_Supplied records_:
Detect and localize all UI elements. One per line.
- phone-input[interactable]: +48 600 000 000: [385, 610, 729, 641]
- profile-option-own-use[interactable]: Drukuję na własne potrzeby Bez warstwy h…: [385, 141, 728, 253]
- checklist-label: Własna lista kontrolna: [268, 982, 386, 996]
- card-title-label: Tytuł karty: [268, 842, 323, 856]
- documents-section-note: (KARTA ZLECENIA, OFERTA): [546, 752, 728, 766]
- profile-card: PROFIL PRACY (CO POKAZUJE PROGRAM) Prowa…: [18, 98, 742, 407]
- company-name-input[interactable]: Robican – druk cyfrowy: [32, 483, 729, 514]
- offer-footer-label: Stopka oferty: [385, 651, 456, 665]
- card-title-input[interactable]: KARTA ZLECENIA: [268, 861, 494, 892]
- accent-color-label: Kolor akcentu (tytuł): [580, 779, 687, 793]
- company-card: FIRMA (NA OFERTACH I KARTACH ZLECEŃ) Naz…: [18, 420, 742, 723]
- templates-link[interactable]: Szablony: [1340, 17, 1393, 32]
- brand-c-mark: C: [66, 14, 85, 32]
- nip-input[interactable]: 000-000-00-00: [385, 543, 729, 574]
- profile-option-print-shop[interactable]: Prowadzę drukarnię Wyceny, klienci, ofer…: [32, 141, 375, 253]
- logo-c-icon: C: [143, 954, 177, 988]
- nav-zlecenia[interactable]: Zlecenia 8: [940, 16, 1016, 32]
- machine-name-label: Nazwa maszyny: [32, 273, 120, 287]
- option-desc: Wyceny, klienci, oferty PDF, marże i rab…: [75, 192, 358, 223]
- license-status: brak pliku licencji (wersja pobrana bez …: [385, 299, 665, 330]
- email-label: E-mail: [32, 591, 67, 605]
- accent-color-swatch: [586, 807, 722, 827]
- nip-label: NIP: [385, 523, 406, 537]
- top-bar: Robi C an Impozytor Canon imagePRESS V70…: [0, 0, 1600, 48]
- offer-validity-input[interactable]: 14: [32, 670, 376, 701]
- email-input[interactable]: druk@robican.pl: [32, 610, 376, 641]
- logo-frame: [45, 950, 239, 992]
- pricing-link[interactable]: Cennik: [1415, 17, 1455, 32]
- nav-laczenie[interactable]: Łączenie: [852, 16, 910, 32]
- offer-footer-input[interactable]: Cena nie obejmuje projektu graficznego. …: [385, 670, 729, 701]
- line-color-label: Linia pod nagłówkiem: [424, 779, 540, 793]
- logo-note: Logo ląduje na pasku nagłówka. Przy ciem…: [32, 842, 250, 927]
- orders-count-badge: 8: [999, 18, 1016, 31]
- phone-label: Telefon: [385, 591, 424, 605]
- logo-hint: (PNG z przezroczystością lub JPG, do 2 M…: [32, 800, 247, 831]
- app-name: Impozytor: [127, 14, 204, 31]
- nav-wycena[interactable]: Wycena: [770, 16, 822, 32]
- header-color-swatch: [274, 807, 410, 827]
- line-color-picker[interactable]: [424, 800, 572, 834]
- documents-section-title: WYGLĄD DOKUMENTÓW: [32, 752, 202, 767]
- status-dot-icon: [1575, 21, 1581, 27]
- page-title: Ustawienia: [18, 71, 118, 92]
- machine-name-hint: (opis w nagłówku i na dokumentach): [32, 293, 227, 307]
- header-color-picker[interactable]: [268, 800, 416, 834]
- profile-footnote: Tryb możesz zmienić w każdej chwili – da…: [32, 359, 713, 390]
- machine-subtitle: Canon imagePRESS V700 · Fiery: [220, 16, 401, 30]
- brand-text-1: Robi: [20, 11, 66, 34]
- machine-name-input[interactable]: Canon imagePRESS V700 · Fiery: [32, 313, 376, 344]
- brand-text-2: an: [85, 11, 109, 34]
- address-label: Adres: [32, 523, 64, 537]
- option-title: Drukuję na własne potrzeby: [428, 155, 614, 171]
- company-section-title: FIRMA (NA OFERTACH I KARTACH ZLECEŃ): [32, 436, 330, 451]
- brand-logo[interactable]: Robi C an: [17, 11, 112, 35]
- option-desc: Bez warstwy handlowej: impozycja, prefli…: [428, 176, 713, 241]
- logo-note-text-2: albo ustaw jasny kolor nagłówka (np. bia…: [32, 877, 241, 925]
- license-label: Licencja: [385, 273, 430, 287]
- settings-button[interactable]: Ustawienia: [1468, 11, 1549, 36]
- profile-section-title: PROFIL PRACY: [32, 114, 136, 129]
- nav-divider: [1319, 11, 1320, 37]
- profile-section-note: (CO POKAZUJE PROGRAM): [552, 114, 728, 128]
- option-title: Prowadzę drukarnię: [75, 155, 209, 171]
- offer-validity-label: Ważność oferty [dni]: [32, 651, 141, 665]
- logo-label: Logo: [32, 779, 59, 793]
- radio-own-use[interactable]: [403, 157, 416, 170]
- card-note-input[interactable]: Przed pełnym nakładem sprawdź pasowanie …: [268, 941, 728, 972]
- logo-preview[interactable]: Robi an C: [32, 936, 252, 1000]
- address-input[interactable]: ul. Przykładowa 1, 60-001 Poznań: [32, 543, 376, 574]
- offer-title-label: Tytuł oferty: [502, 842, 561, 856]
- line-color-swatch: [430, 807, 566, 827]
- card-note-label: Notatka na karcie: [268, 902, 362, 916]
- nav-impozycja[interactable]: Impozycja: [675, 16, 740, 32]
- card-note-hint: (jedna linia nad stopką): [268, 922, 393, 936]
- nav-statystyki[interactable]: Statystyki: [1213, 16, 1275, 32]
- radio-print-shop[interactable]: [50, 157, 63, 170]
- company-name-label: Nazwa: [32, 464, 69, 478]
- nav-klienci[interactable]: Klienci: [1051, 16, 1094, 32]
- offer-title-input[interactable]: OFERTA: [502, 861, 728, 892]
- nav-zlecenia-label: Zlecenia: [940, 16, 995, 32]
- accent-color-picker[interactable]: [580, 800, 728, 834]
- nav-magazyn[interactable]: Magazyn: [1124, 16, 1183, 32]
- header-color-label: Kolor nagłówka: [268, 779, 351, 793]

_Task to complete_: Pull out every line of the data above that contains the string "section". Matching is case-sensitive.

_Solution to this problem_:
- documents-section-note: (KARTA ZLECENIA, OFERTA): [546, 752, 728, 766]
- documents-section-title: WYGLĄD DOKUMENTÓW: [32, 752, 202, 767]
- company-section-title: FIRMA (NA OFERTACH I KARTACH ZLECEŃ): [32, 436, 330, 451]
- profile-section-title: PROFIL PRACY: [32, 114, 136, 129]
- profile-section-note: (CO POKAZUJE PROGRAM): [552, 114, 728, 128]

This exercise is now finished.